Task objective:
Return every record exactly as written.

(Collected data)
----
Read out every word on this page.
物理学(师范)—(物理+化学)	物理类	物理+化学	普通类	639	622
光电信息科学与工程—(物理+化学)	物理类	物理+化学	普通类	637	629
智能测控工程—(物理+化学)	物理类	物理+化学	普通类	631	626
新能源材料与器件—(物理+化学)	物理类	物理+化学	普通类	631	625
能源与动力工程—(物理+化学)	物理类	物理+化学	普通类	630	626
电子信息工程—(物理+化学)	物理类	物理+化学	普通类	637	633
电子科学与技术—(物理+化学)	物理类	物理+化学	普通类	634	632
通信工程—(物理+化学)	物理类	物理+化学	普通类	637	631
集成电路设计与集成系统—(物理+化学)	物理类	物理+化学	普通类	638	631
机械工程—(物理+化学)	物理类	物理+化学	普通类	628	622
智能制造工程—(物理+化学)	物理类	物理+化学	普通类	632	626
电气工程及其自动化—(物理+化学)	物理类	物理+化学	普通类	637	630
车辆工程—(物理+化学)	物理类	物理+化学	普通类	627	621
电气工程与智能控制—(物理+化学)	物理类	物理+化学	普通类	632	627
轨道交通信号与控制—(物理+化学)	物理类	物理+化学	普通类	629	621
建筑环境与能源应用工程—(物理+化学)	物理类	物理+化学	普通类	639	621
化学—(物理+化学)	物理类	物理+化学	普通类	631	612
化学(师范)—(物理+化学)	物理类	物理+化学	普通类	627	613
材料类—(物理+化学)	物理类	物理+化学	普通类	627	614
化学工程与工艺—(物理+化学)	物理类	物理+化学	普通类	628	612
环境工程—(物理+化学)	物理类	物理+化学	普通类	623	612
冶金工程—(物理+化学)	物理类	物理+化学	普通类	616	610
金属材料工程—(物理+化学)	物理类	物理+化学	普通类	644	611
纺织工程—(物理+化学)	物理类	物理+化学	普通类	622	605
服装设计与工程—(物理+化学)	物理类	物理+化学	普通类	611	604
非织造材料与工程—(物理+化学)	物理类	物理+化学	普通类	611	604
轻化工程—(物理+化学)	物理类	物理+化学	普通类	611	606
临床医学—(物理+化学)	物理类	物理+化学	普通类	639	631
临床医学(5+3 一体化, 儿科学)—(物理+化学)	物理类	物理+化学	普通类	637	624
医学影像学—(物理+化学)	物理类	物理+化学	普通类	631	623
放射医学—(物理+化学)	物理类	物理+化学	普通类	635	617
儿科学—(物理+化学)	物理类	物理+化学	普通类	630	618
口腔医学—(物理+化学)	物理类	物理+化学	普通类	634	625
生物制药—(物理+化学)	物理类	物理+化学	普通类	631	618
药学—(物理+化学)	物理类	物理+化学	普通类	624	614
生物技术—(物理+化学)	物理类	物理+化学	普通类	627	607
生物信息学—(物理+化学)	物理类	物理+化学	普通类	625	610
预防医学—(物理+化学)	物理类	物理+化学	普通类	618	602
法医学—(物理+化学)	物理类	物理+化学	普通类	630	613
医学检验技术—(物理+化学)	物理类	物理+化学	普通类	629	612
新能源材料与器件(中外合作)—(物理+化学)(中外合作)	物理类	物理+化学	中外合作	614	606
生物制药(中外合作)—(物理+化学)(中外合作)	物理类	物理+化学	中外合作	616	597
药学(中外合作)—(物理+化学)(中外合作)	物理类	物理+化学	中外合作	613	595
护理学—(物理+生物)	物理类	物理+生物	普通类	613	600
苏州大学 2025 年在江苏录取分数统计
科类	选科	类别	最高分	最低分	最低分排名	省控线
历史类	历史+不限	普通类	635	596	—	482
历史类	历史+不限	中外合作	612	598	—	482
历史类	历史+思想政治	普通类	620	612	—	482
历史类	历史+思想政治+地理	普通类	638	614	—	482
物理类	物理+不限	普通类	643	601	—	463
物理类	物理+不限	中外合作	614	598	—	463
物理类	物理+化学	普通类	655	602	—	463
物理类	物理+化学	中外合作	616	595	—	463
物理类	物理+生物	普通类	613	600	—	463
----
Expected answer:
Read out every word on this page.
物理学(师范)—(物理+化学)	物理类	物理+化学	普通类	639	622
光电信息科学与工程—(物理+化学)	物理类	物理+化学	普通类	637	629
智能测控工程—(物理+化学)	物理类	物理+化学	普通类	631	626
新能源材料与器件—(物理+化学)	物理类	物理+化学	普通类	631	625
能源与动力工程—(物理+化学)	物理类	物理+化学	普通类	630	626
电子信息工程—(物理+化学)	物理类	物理+化学	普通类	637	633
电子科学与技术—(物理+化学)	物理类	物理+化学	普通类	634	632
通信工程—(物理+化学)	物理类	物理+化学	普通类	637	631
集成电路设计与集成系统—(物理+化学)	物理类	物理+化学	普通类	638	631
机械工程—(物理+化学)	物理类	物理+化学	普通类	628	622
智能制造工程—(物理+化学)	物理类	物理+化学	普通类	632	626
电气工程及其自动化—(物理+化学)	物理类	物理+化学	普通类	637	630
车辆工程—(物理+化学)	物理类	物理+化学	普通类	627	621
电气工程与智能控制—(物理+化学)	物理类	物理+化学	普通类	632	627
轨道交通信号与控制—(物理+化学)	物理类	物理+化学	普通类	629	621
建筑环境与能源应用工程—(物理+化学)	物理类	物理+化学	普通类	639	621
化学—(物理+化学)	物理类	物理+化学	普通类	631	612
化学(师范)—(物理+化学)	物理类	物理+化学	普通类	627	613
材料类—(物理+化学)	物理类	物理+化学	普通类	627	614
化学工程与工艺—(物理+化学)	物理类	物理+化学	普通类	628	612
环境工程—(物理+化学)	物理类	物理+化学	普通类	623	612
冶金工程—(物理+化学)	物理类	物理+化学	普通类	616	610
金属材料工程—(物理+化学)	物理类	物理+化学	普通类	644	611
纺织工程—(物理+化学)	物理类	物理+化学	普通类	622	605
服装设计与工程—(物理+化学)	物理类	物理+化学	普通类	611	604
非织造材料与工程—(物理+化学)	物理类	物理+化学	普通类	611	604
轻化工程—(物理+化学)	物理类	物理+化学	普通类	611	606
临床医学—(物理+化学)	物理类	物理+化学	普通类	639	631
临床医学(5+3 一体化, 儿科学)—(物理+化学)	物理类	物理+化学	普通类	637	624
医学影像学—(物理+化学)	物理类	物理+化学	普通类	631	623
放射医学—(物理+化学)	物理类	物理+化学	普通类	635	617
儿科学—(物理+化学)	物理类	物理+化学	普通类	630	618
口腔医学—(物理+化学)	物理类	物理+化学	普通类	634	625
生物制药—(物理+化学)	物理类	物理+化学	普通类	631	618
药学—(物理+化学)	物理类	物理+化学	普通类	624	614
生物技术—(物理+化学)	物理类	物理+化学	普通类	627	607
生物信息学—(物理+化学)	物理类	物理+化学	普通类	625	610
预防医学—(物理+化学)	物理类	物理+化学	普通类	618	602
法医学—(物理+化学)	物理类	物理+化学	普通类	630	613
医学检验技术—(物理+化学)	物理类	物理+化学	普通类	629	612
新能源材料与器件(中外合作)—(物理+化学)(中外合作)	物理类	物理+化学	中外合作	614	606
生物制药(中外合作)—(物理+化学)(中外合作)	物理类	物理+化学	中外合作	616	597
药学(中外合作)—(物理+化学)(中外合作)	物理类	物理+化学	中外合作	613	595
护理学—(物理+生物)	物理类	物理+生物	普通类	613	600
苏州大学 2025 年在江苏录取分数统计
科类	选科	类别	最高分	最低分	最低分排名	省控线
历史类	历史+不限	普通类	635	596	—	482
历史类	历史+不限	中外合作	612	598	—	482
历史类	历史+思想政治	普通类	620	612	—	482
历史类	历史+思想政治+地理	普通类	638	614	—	482
物理类	物理+不限	普通类	643	601	—	463
物理类	物理+不限	中外合作	614	598	—	463
物理类	物理+化学	普通类	655	602	—	463
物理类	物理+化学	中外合作	616	595	—	463
物理类	物理+生物	普通类	613	600	—	463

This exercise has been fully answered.